| Short problem |
Can you write out all of the material below, word for word?

| Given entries |

-------

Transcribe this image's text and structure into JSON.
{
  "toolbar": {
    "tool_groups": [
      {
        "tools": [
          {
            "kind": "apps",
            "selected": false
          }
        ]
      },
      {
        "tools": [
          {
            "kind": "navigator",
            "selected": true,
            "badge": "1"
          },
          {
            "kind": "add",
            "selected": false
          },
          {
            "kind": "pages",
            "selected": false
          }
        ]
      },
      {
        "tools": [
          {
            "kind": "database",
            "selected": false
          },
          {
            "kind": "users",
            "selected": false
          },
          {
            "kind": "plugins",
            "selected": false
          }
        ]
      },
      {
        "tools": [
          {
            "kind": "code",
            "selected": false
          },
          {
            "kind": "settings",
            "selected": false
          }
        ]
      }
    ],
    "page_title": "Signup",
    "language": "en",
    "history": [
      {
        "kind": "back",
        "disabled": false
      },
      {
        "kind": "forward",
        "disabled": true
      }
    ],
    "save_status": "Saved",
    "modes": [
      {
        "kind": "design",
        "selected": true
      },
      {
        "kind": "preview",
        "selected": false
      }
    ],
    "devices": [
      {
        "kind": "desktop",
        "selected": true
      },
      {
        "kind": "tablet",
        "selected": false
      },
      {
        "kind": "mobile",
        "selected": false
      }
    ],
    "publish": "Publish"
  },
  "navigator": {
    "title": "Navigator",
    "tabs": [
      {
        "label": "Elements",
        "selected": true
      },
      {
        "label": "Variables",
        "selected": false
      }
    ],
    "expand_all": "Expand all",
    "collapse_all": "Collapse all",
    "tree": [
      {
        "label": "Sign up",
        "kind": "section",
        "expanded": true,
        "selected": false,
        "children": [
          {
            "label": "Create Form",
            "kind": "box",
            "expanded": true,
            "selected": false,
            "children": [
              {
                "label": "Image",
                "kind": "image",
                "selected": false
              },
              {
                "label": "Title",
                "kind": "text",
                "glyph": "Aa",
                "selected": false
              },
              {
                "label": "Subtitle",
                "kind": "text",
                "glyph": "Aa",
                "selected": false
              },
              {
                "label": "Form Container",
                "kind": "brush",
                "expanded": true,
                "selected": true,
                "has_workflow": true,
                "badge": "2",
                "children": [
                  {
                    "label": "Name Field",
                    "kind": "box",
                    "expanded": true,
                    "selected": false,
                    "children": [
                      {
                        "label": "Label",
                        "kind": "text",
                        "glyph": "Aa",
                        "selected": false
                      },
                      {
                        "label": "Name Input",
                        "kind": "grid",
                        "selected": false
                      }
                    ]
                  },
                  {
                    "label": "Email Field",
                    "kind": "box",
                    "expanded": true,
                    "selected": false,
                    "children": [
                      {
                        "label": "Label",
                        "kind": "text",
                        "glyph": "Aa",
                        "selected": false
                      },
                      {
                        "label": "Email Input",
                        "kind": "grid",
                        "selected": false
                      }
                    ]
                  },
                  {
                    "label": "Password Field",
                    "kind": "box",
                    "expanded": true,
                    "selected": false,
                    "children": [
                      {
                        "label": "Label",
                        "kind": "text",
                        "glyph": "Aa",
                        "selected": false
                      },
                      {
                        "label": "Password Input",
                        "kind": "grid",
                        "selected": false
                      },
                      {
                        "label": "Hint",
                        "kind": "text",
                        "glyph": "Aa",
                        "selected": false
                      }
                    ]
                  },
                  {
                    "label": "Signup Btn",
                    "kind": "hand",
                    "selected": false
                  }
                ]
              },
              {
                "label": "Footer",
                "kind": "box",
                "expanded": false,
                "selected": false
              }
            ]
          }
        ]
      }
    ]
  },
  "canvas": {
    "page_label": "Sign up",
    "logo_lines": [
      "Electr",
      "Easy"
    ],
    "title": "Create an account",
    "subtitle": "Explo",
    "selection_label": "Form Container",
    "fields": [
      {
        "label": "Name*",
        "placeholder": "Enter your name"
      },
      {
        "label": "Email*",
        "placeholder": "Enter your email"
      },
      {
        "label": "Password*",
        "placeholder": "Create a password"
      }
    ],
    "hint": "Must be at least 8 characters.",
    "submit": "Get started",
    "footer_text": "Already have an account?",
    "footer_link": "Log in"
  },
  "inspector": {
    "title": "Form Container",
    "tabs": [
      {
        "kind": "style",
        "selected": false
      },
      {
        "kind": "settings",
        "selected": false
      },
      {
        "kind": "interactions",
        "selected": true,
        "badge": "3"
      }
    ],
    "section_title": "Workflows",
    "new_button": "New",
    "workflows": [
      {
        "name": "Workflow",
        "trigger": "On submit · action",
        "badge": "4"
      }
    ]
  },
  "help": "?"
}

-------

| Written solution |
Transcribe this image's text and structure into JSON.
{
  "toolbar": {
    "tool_groups": [
      {
        "tools": [
          {
            "kind": "apps",
            "selected": false
          }
        ]
      },
      {
        "tools": [
          {
            "kind": "navigator",
            "selected": true,
            "badge": "1"
          },
          {
            "kind": "add",
            "selected": false
          },
          {
            "kind": "pages",
            "selected": false
          }
        ]
      },
      {
        "tools": [
          {
            "kind": "database",
            "selected": false
          },
          {
            "kind": "users",
            "selected": false
          },
          {
            "kind": "plugins",
            "selected": false
          }
        ]
      },
      {
        "tools": [
          {
            "kind": "code",
            "selected": false
          },
          {
            "kind": "settings",
            "selected": false
          }
        ]
      }
    ],
    "page_title": "Signup",
    "language": "en",
    "history": [
      {
        "kind": "back",
        "disabled": false
      },
      {
        "kind": "forward",
        "disabled": true
      }
    ],
    "save_status": "Saved",
    "modes": [
      {
        "kind": "design",
        "selected": true
      },
      {
        "kind": "preview",
        "selected": false
      }
    ],
    "devices": [
      {
        "kind": "desktop",
        "selected": true
      },
      {
        "kind": "tablet",
        "selected": false
      },
      {
        "kind": "mobile",
        "selected": false
      }
    ],
    "publish": "Publish"
  },
  "navigator": {
    "title": "Navigator",
    "tabs": [
      {
        "label": "Elements",
        "selected": true
      },
      {
        "label": "Variables",
        "selected": false
      }
    ],
    "expand_all": "Expand all",
    "collapse_all": "Collapse all",
    "tree": [
      {
        "label": "Sign up",
        "kind": "section",
        "expanded": true,
        "selected": false,
        "children": [
          {
            "label": "Create Form",
            "kind": "box",
            "expanded": true,
            "selected": false,
            "children": [
              {
                "label": "Image",
                "kind": "image",
                "selected": false
              },
              {
                "label": "Title",
                "kind": "text",
                "glyph": "Aa",
                "selected": false
              },
              {
                "label": "Subtitle",
                "kind": "text",
                "glyph": "Aa",
                "selected": false
              },
              {
                "label": "Form Container",
                "kind": "brush",
                "expanded": true,
                "selected": true,
                "has_workflow": true,
                "badge": "2",
                "children": [
                  {
                    "label": "Name Field",
                    "kind": "box",
                    "expanded": true,
                    "selected": false,
                    "children": [
                      {
                        "label": "Label",
                        "kind": "text",
                        "glyph": "Aa",
                        "selected": false
                      },
                      {
                        "label": "Name Input",
                        "kind": "grid",
                        "selected": false
                      }
                    ]
                  },
                  {
                    "label": "Email Field",
                    "kind": "box",
                    "expanded": true,
                    "selected": false,
                    "children": [
                      {
                        "label": "Label",
                        "kind": "text",
                        "glyph": "Aa",
                        "selected": false
                      },
                      {
                        "label": "Email Input",
                        "kind": "grid",
                        "selected": false
                      }
                    ]
                  },
                  {
                    "label": "Password Field",
                    "kind": "box",
                    "expanded": true,
                    "selected": false,
                    "children": [
                      {
                        "label": "Label",
                        "kind": "text",
                        "glyph": "Aa",
                        "selected": false
                      },
                      {
                        "label": "Password Input",
                        "kind": "grid",
                        "selected": false
                      },
                      {
                        "label": "Hint",
                        "kind": "text",
                        "glyph": "Aa",
                        "selected": false
                      }
                    ]
                  },
                  {
                    "label": "Signup Btn",
                    "kind": "hand",
                    "selected": false
                  }
                ]
              },
              {
                "label": "Footer",
                "kind": "box",
                "expanded": false,
                "selected": false
              }
            ]
          }
        ]
      }
    ]
  },
  "canvas": {
    "page_label": "Sign up",
    "logo_lines": [
      "Electr",
      "Easy"
    ],
    "title": "Create an account",
    "subtitle": "Explo",
    "selection_label": "Form Container",
    "fields": [
      {
        "label": "Name*",
        "placeholder": "Enter your name"
      },
      {
        "label": "Email*",
        "placeholder": "Enter your email"
      },
      {
        "label": "Password*",
        "placeholder": "Create a password"
      }
    ],
    "hint": "Must be at least 8 characters.",
    "submit": "Get started",
    "footer_text": "Already have an account?",
    "footer_link": "Log in"
  },
  "inspector": {
    "title": "Form Container",
    "tabs": [
      {
        "kind": "style",
        "selected": false
      },
      {
        "kind": "settings",
        "selected": false
      },
      {
        "kind": "interactions",
        "selected": true,
        "badge": "3"
      }
    ],
    "section_title": "Workflows",
    "new_button": "New",
    "workflows": [
      {
        "name": "Workflow",
        "trigger": "On submit · action",
        "badge": "4"
      }
    ]
  },
  "help": "?"
}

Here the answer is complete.